● ENTRIES:
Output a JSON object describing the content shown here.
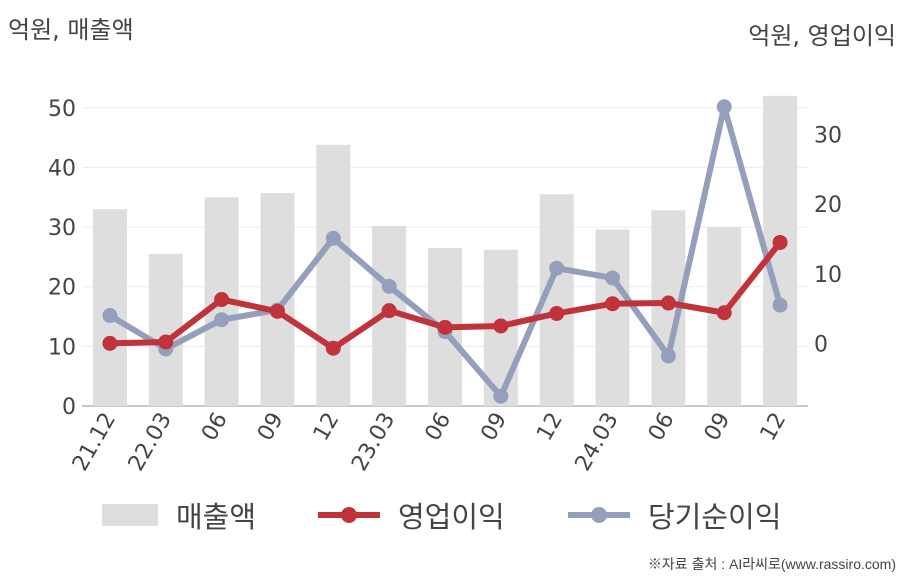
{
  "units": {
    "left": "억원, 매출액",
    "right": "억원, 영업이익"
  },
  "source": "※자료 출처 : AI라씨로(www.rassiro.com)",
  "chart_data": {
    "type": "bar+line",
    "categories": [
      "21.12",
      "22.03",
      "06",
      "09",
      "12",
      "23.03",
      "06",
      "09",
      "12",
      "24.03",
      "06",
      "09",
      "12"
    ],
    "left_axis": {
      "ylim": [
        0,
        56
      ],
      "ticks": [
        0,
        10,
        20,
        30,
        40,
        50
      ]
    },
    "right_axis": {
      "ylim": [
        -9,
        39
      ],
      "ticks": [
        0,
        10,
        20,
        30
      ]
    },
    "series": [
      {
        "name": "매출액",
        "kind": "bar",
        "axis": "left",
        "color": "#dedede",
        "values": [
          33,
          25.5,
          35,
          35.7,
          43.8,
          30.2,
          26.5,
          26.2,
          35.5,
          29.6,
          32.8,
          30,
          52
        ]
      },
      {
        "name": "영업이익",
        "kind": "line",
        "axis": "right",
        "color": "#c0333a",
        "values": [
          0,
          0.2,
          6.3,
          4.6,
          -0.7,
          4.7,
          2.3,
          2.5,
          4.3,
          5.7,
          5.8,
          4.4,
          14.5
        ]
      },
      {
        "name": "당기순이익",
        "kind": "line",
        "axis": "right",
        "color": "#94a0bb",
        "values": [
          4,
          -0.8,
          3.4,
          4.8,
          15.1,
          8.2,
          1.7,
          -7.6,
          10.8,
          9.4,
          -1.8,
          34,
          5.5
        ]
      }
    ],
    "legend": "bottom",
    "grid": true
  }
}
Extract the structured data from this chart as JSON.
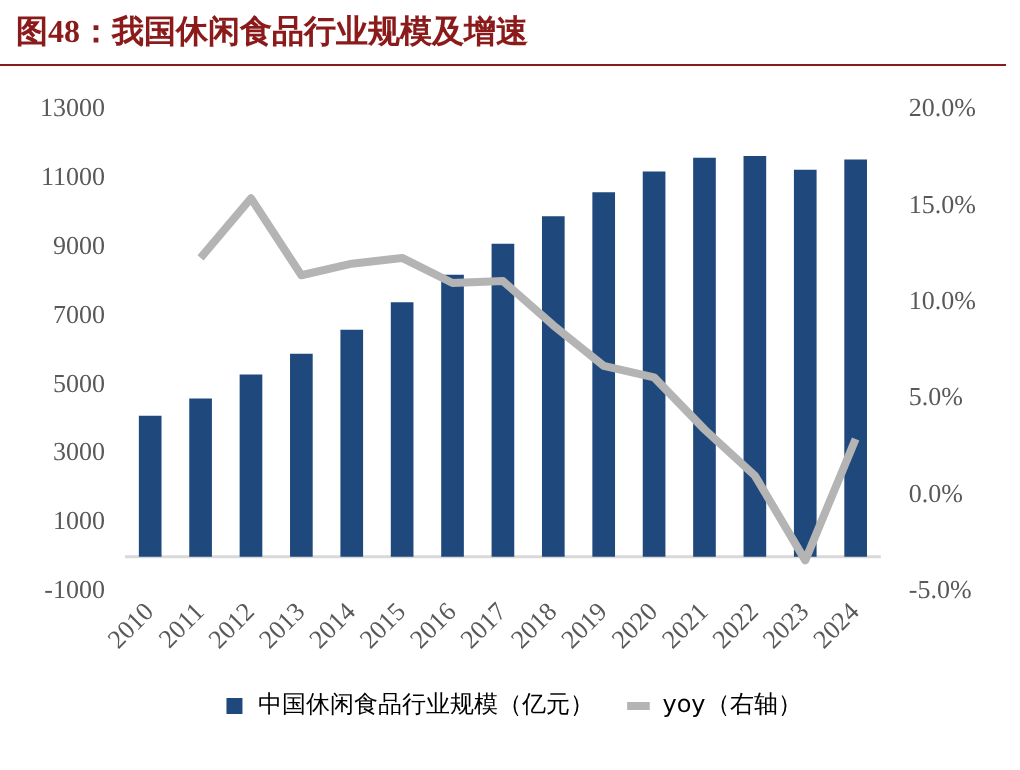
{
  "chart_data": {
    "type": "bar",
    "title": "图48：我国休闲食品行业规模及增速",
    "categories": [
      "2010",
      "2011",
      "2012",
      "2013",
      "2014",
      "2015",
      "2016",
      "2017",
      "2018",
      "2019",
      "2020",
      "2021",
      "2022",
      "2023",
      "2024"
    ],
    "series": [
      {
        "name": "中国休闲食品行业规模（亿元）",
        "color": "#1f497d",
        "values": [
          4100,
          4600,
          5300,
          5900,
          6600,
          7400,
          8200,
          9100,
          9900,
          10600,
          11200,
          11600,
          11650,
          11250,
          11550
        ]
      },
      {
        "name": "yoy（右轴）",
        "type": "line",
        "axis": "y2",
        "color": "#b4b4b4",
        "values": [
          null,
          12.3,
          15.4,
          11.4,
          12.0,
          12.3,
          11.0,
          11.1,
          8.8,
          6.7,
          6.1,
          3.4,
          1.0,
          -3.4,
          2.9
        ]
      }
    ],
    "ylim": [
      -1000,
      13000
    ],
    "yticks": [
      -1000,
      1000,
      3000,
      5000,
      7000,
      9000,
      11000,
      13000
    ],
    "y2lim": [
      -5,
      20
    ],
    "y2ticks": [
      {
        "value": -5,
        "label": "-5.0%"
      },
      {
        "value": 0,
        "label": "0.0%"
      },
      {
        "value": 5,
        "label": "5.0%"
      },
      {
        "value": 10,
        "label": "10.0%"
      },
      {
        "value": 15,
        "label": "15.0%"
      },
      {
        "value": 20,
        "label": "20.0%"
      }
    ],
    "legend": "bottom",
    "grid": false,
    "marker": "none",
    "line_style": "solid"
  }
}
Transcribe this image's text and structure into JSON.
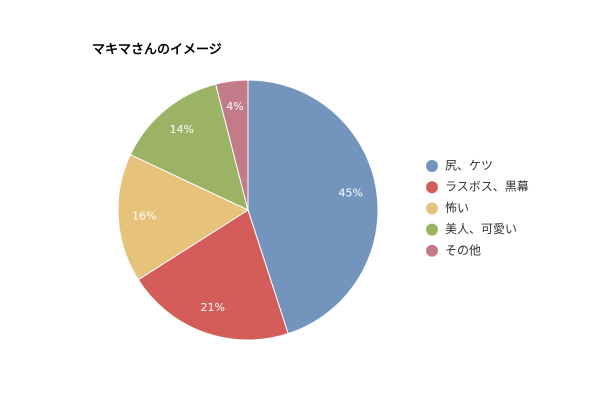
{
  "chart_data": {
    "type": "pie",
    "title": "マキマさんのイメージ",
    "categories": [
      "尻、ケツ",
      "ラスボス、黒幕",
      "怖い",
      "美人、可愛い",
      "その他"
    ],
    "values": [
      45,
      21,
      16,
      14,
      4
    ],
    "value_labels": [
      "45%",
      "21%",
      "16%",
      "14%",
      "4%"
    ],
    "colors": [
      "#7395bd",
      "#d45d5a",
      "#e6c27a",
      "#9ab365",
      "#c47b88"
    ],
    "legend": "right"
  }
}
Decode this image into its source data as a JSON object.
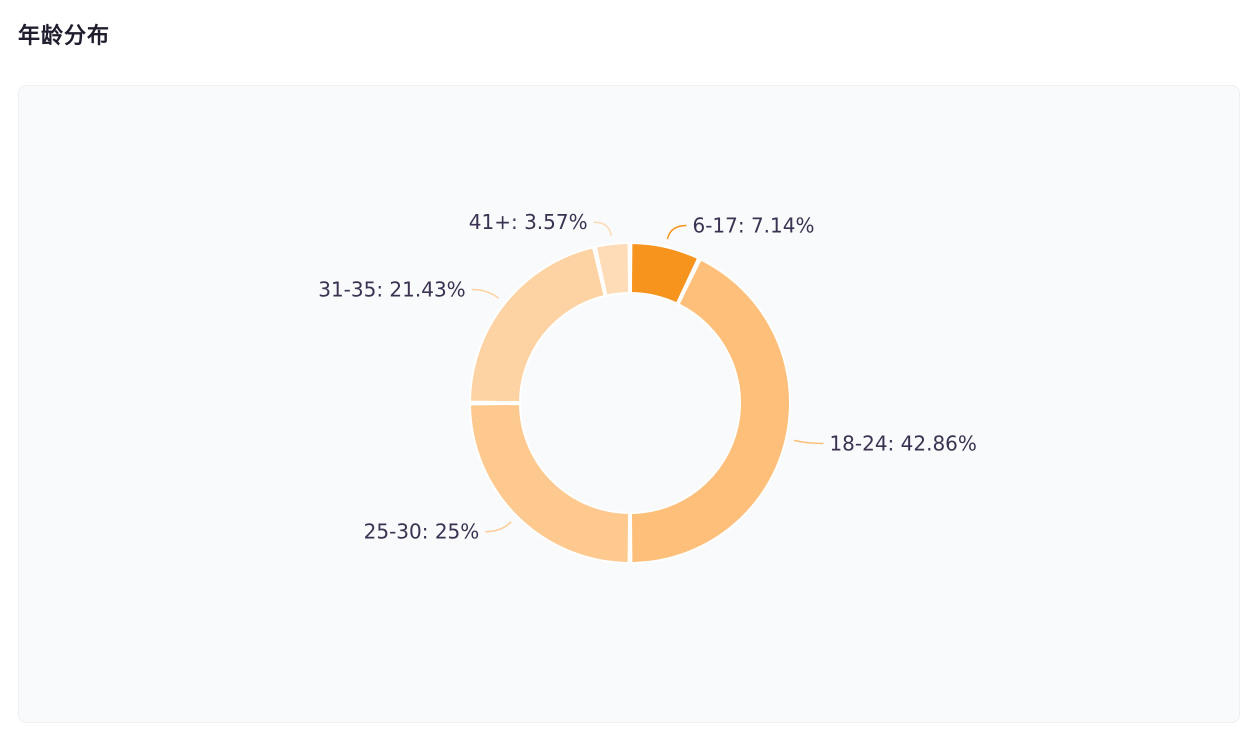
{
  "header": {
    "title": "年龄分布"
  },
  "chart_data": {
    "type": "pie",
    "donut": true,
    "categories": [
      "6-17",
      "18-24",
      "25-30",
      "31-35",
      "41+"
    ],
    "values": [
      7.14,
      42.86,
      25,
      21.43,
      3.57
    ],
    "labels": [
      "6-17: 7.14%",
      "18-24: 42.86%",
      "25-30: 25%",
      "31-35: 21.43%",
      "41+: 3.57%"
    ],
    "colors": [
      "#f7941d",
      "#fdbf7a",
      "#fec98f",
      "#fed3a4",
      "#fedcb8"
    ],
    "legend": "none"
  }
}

● YOUR TASK:
Which lines hold the word "legend"? Show each one.

● EXERCISE SOLUTION:
    "legend": "bottom",
    "legend": "bottom",
    "legend": "right"
    "legend": "none"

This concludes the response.